::: BRANO FORNITO :::

La mancata produzione di ricavi costituisce elemento idoneo e sufficiente a escludere la soggettività IVA in capo al contribuente (Cassazione - ordinanza 11 settembre 2024 n. 24442, sez. trib.)


Nella fattispecie esaminata dalla Suprema Corte, l’Agenzia delle Entrate ha negato l’esercizio del diritto alla detrazione dell’IVA ad una società considerata non operativa (c.d. “società di comodo”) a fronte delle perdite sistematiche e del mancato superamento dei parametri previsti dalla L. n. 724 del 1994.

Contro il diniego del rimborso, la contribuente adiva alla CTP, la quale respingeva il ricorso. La CTR, a sua volta, confermava la decisione di primo grado poiché la medesima società non aveva prodotto ricavi; quindi, la contribuente, secondo il giudice dell'appello, è ricaduta nello stato di non operatività ex art. 30 L. 724 del 1994 sulle c.d. "società di comodo".

:::

» OBIETTIVO 1
Riproduci per intero e senza modifiche il brano sulla soggettività IVA delle società di comodo.

::: MATERIALE DA ELABORARE :::

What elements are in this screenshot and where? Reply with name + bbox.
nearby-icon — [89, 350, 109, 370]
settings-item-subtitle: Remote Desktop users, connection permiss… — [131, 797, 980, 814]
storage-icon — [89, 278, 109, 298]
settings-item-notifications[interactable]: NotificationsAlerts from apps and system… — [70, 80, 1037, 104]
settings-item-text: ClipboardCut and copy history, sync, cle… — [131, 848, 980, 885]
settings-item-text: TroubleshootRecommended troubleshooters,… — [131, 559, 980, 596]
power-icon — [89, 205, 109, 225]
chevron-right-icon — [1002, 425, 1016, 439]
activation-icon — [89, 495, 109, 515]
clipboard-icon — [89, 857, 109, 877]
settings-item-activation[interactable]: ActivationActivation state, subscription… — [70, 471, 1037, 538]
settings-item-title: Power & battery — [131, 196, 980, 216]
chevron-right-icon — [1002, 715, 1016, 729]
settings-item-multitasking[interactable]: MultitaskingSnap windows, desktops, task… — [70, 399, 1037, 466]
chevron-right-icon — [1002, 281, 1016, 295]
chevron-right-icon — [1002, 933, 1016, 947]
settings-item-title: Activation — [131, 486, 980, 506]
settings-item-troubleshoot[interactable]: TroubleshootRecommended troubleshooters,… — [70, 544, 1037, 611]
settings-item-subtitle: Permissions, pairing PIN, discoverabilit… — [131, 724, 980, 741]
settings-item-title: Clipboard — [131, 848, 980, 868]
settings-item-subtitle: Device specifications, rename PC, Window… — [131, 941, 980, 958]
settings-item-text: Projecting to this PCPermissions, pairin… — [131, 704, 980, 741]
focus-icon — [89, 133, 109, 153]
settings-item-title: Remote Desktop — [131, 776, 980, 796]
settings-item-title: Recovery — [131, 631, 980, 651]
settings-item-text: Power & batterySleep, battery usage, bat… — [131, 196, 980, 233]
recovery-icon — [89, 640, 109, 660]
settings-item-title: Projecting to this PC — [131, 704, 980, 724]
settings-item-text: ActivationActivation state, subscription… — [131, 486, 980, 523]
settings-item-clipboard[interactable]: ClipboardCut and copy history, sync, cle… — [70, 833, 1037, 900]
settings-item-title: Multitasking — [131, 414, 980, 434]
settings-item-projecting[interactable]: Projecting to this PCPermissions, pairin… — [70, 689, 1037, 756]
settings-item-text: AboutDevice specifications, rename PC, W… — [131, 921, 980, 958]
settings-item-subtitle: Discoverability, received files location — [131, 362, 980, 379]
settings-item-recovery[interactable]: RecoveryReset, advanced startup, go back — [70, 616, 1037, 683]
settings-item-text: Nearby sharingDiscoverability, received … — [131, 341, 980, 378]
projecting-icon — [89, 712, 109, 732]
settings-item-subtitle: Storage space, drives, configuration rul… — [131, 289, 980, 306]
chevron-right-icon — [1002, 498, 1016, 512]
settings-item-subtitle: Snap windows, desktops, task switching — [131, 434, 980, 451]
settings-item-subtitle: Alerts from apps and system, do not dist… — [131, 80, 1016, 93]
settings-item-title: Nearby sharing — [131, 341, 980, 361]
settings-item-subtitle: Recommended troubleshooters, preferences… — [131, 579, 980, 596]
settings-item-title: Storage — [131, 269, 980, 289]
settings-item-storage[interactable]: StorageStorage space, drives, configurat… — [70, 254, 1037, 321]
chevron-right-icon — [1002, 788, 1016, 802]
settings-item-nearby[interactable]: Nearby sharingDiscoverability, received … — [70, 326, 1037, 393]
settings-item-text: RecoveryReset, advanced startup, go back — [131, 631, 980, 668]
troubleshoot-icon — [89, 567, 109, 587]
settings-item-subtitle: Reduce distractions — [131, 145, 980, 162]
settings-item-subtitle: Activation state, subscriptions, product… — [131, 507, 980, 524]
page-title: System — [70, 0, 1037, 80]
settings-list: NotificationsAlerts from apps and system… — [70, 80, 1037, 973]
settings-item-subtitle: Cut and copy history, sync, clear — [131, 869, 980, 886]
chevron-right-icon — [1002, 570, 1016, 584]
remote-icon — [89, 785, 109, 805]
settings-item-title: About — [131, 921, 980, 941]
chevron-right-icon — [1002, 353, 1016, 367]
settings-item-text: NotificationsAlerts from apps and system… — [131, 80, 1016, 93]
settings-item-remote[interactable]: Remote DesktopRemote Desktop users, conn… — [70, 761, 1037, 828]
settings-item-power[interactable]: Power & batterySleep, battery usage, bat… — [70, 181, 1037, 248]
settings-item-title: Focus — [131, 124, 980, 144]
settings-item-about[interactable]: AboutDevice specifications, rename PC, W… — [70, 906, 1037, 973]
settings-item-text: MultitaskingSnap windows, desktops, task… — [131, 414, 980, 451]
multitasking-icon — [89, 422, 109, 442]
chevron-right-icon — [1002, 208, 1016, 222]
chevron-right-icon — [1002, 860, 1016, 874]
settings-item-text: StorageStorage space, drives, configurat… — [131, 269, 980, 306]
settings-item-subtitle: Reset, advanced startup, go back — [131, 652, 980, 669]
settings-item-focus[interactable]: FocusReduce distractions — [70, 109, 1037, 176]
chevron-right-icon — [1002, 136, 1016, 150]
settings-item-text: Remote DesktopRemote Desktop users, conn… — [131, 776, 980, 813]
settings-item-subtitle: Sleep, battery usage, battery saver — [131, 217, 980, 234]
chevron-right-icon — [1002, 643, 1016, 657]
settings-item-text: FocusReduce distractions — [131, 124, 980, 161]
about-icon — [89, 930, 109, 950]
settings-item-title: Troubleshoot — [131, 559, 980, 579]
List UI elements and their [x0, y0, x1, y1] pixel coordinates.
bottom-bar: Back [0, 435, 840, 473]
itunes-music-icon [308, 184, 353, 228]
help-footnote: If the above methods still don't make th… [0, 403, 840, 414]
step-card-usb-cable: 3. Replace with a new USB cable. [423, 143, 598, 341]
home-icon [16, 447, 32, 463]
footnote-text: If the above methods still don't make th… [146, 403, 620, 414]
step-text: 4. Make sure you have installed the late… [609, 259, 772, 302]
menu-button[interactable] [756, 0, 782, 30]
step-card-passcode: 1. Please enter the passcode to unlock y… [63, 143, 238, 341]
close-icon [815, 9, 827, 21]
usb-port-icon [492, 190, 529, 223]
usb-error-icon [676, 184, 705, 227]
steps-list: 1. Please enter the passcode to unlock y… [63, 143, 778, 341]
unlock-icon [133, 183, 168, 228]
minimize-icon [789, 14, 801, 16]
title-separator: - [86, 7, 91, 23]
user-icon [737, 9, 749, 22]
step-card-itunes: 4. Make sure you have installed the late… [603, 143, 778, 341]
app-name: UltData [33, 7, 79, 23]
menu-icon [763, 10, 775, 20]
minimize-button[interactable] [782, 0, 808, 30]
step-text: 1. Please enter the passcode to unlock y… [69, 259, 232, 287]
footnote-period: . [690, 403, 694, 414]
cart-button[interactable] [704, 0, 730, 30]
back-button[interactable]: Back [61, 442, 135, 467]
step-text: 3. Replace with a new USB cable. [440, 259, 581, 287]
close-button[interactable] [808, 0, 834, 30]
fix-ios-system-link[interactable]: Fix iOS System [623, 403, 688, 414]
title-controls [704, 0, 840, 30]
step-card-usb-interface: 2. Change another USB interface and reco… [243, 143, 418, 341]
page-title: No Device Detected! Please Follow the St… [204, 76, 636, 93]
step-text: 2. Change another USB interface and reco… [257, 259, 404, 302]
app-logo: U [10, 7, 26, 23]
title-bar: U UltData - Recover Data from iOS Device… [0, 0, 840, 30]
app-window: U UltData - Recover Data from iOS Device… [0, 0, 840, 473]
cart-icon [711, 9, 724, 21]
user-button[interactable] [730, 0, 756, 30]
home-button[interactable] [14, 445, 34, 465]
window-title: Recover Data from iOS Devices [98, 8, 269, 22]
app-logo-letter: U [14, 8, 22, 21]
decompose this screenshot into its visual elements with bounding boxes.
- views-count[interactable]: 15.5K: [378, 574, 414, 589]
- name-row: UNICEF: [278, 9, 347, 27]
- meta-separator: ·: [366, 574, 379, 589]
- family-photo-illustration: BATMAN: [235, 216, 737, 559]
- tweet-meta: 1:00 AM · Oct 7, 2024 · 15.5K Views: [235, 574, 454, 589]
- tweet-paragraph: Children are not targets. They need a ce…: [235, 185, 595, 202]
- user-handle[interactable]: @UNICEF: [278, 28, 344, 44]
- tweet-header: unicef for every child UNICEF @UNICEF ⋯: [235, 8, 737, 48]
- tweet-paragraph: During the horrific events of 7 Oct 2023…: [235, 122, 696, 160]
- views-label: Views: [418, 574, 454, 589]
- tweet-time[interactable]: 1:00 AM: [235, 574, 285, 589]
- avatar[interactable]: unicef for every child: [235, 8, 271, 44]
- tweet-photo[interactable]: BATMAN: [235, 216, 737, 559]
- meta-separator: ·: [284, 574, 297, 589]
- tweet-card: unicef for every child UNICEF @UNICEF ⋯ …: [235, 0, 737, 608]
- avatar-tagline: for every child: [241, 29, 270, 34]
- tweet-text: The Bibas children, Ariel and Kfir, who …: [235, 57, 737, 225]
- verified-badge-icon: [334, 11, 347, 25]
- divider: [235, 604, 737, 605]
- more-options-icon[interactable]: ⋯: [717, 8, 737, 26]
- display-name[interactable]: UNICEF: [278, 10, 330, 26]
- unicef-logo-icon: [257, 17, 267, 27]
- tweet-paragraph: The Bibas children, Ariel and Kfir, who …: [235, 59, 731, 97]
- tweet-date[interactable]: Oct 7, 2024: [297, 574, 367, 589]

:::

» OBIETTIVO 2
Trascrivi fedelmente le voci, dalla prima riga fino alla riga con "settings-item-title: Power &", entrambe comprese, e nient'altro.

» SOLUZIONE 1
La mancata produzione di ricavi costituisce elemento idoneo e sufficiente a escludere la soggettività IVA in capo al contribuente (Cassazione - ordinanza 11 settembre 2024 n. 24442, sez. trib.)


Nella fattispecie esaminata dalla Suprema Corte, l’Agenzia delle Entrate ha negato l’esercizio del diritto alla detrazione dell’IVA ad una società considerata non operativa (c.d. “società di comodo”) a fronte delle perdite sistematiche e del mancato superamento dei parametri previsti dalla L. n. 724 del 1994.

Contro il diniego del rimborso, la contribuente adiva alla CTP, la quale respingeva il ricorso. La CTR, a sua volta, confermava la decisione di primo grado poiché la medesima società non aveva prodotto ricavi; quindi, la contribuente, secondo il giudice dell'appello, è ricaduta nello stato di non operatività ex art. 30 L. 724 del 1994 sulle c.d. "società di comodo".

» SOLUZIONE 2
What elements are in this screenshot and where? Reply with name + bbox.
nearby-icon — [89, 350, 109, 370]
settings-item-subtitle: Remote Desktop users, connection permiss… — [131, 797, 980, 814]
storage-icon — [89, 278, 109, 298]
settings-item-notifications[interactable]: NotificationsAlerts from apps and system… — [70, 80, 1037, 104]
settings-item-text: ClipboardCut and copy history, sync, cle… — [131, 848, 980, 885]
settings-item-text: TroubleshootRecommended troubleshooters,… — [131, 559, 980, 596]
power-icon — [89, 205, 109, 225]
chevron-right-icon — [1002, 425, 1016, 439]
activation-icon — [89, 495, 109, 515]
clipboard-icon — [89, 857, 109, 877]
settings-item-activation[interactable]: ActivationActivation state, subscription… — [70, 471, 1037, 538]
settings-item-title: Power & battery — [131, 196, 980, 216]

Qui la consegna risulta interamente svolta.